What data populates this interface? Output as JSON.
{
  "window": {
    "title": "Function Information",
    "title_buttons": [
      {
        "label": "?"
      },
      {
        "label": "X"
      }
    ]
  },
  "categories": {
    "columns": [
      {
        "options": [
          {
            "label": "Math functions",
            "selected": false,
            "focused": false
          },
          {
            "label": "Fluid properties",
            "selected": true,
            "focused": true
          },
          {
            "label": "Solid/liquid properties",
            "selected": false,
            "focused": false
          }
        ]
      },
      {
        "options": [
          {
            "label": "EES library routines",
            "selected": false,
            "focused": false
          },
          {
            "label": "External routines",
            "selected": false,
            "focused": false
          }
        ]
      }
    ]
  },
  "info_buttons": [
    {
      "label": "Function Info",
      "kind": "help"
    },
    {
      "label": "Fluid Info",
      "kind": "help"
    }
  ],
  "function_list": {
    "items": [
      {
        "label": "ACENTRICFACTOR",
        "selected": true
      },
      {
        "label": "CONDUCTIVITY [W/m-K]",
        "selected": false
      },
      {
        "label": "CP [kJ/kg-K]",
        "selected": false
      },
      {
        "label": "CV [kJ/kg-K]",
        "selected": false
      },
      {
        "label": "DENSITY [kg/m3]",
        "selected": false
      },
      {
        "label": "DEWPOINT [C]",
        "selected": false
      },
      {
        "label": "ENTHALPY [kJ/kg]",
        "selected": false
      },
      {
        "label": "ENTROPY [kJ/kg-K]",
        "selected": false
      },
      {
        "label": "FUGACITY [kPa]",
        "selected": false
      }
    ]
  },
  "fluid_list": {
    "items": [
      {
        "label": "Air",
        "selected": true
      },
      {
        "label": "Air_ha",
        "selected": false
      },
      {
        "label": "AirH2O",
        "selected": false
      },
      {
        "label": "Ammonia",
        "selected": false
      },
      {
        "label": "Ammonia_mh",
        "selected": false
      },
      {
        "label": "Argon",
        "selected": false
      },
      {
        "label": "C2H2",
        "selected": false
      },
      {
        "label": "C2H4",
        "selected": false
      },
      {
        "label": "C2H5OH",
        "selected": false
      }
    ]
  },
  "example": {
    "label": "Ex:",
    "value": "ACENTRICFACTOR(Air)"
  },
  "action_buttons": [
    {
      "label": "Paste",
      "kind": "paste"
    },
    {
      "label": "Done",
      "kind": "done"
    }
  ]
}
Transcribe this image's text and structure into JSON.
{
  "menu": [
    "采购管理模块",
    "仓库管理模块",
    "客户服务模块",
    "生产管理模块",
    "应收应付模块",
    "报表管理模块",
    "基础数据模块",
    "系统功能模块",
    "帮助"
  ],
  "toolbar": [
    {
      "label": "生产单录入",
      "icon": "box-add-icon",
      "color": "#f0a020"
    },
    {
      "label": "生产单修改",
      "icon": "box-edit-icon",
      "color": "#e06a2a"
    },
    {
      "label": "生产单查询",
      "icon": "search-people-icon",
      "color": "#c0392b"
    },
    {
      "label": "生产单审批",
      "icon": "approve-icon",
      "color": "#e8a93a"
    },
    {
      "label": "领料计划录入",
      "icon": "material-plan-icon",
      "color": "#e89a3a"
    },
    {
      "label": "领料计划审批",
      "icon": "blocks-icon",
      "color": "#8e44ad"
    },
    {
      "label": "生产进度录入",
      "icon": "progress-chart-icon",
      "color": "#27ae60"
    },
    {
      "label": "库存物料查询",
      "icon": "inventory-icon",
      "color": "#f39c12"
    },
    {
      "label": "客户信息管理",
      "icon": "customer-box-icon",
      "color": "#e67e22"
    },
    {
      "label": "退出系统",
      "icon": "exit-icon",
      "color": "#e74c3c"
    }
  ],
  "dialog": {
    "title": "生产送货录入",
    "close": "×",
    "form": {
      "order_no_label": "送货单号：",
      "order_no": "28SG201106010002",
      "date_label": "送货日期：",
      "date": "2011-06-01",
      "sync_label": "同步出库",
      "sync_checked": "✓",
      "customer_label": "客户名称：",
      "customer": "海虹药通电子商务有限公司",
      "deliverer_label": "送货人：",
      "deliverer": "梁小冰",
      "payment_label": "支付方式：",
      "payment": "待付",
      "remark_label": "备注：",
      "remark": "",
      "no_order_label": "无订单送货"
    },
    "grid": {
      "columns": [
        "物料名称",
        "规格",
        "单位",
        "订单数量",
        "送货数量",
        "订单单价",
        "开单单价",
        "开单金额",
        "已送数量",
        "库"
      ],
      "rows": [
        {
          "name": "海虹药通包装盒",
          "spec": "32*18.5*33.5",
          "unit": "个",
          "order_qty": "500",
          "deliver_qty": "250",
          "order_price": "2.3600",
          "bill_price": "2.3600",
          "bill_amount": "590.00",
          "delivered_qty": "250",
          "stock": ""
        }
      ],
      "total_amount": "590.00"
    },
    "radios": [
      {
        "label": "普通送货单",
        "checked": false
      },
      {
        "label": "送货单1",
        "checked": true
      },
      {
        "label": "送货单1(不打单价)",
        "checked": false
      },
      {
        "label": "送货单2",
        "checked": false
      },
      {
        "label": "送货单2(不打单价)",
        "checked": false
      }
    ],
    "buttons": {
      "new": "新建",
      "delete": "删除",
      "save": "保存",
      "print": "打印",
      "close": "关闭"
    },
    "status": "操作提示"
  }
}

+++

*WHAT YOU WILL DO*
Please give back all of the records exactly as written.

*EXPECTED ANSWER*
What data populates this interface? Output as JSON.
{
  "window": {
    "title": "Function Information",
    "title_buttons": [
      {
        "label": "?"
      },
      {
        "label": "X"
      }
    ]
  },
  "categories": {
    "columns": [
      {
        "options": [
          {
            "label": "Math functions",
            "selected": false,
            "focused": false
          },
          {
            "label": "Fluid properties",
            "selected": true,
            "focused": true
          },
          {
            "label": "Solid/liquid properties",
            "selected": false,
            "focused": false
          }
        ]
      },
      {
        "options": [
          {
            "label": "EES library routines",
            "selected": false,
            "focused": false
          },
          {
            "label": "External routines",
            "selected": false,
            "focused": false
          }
        ]
      }
    ]
  },
  "info_buttons": [
    {
      "label": "Function Info",
      "kind": "help"
    },
    {
      "label": "Fluid Info",
      "kind": "help"
    }
  ],
  "function_list": {
    "items": [
      {
        "label": "ACENTRICFACTOR",
        "selected": true
      },
      {
        "label": "CONDUCTIVITY [W/m-K]",
        "selected": false
      },
      {
        "label": "CP [kJ/kg-K]",
        "selected": false
      },
      {
        "label": "CV [kJ/kg-K]",
        "selected": false
      },
      {
        "label": "DENSITY [kg/m3]",
        "selected": false
      },
      {
        "label": "DEWPOINT [C]",
        "selected": false
      },
      {
        "label": "ENTHALPY [kJ/kg]",
        "selected": false
      },
      {
        "label": "ENTROPY [kJ/kg-K]",
        "selected": false
      },
      {
        "label": "FUGACITY [kPa]",
        "selected": false
      }
    ]
  },
  "fluid_list": {
    "items": [
      {
        "label": "Air",
        "selected": true
      },
      {
        "label": "Air_ha",
        "selected": false
      },
      {
        "label": "AirH2O",
        "selected": false
      },
      {
        "label": "Ammonia",
        "selected": false
      },
      {
        "label": "Ammonia_mh",
        "selected": false
      },
      {
        "label": "Argon",
        "selected": false
      },
      {
        "label": "C2H2",
        "selected": false
      },
      {
        "label": "C2H4",
        "selected": false
      },
      {
        "label": "C2H5OH",
        "selected": false
      }
    ]
  },
  "example": {
    "label": "Ex:",
    "value": "ACENTRICFACTOR(Air)"
  },
  "action_buttons": [
    {
      "label": "Paste",
      "kind": "paste"
    },
    {
      "label": "Done",
      "kind": "done"
    }
  ]
}
Transcribe this image's text and structure into JSON.
{
  "menu": [
    "采购管理模块",
    "仓库管理模块",
    "客户服务模块",
    "生产管理模块",
    "应收应付模块",
    "报表管理模块",
    "基础数据模块",
    "系统功能模块",
    "帮助"
  ],
  "toolbar": [
    {
      "label": "生产单录入",
      "icon": "box-add-icon",
      "color": "#f0a020"
    },
    {
      "label": "生产单修改",
      "icon": "box-edit-icon",
      "color": "#e06a2a"
    },
    {
      "label": "生产单查询",
      "icon": "search-people-icon",
      "color": "#c0392b"
    },
    {
      "label": "生产单审批",
      "icon": "approve-icon",
      "color": "#e8a93a"
    },
    {
      "label": "领料计划录入",
      "icon": "material-plan-icon",
      "color": "#e89a3a"
    },
    {
      "label": "领料计划审批",
      "icon": "blocks-icon",
      "color": "#8e44ad"
    },
    {
      "label": "生产进度录入",
      "icon": "progress-chart-icon",
      "color": "#27ae60"
    },
    {
      "label": "库存物料查询",
      "icon": "inventory-icon",
      "color": "#f39c12"
    },
    {
      "label": "客户信息管理",
      "icon": "customer-box-icon",
      "color": "#e67e22"
    },
    {
      "label": "退出系统",
      "icon": "exit-icon",
      "color": "#e74c3c"
    }
  ],
  "dialog": {
    "title": "生产送货录入",
    "close": "×",
    "form": {
      "order_no_label": "送货单号：",
      "order_no": "28SG201106010002",
      "date_label": "送货日期：",
      "date": "2011-06-01",
      "sync_label": "同步出库",
      "sync_checked": "✓",
      "customer_label": "客户名称：",
      "customer": "海虹药通电子商务有限公司",
      "deliverer_label": "送货人：",
      "deliverer": "梁小冰",
      "payment_label": "支付方式：",
      "payment": "待付",
      "remark_label": "备注：",
      "remark": "",
      "no_order_label": "无订单送货"
    },
    "grid": {
      "columns": [
        "物料名称",
        "规格",
        "单位",
        "订单数量",
        "送货数量",
        "订单单价",
        "开单单价",
        "开单金额",
        "已送数量",
        "库"
      ],
      "rows": [
        {
          "name": "海虹药通包装盒",
          "spec": "32*18.5*33.5",
          "unit": "个",
          "order_qty": "500",
          "deliver_qty": "250",
          "order_price": "2.3600",
          "bill_price": "2.3600",
          "bill_amount": "590.00",
          "delivered_qty": "250",
          "stock": ""
        }
      ],
      "total_amount": "590.00"
    },
    "radios": [
      {
        "label": "普通送货单",
        "checked": false
      },
      {
        "label": "送货单1",
        "checked": true
      },
      {
        "label": "送货单1(不打单价)",
        "checked": false
      },
      {
        "label": "送货单2",
        "checked": false
      },
      {
        "label": "送货单2(不打单价)",
        "checked": false
      }
    ],
    "buttons": {
      "new": "新建",
      "delete": "删除",
      "save": "保存",
      "print": "打印",
      "close": "关闭"
    },
    "status": "操作提示"
  }
}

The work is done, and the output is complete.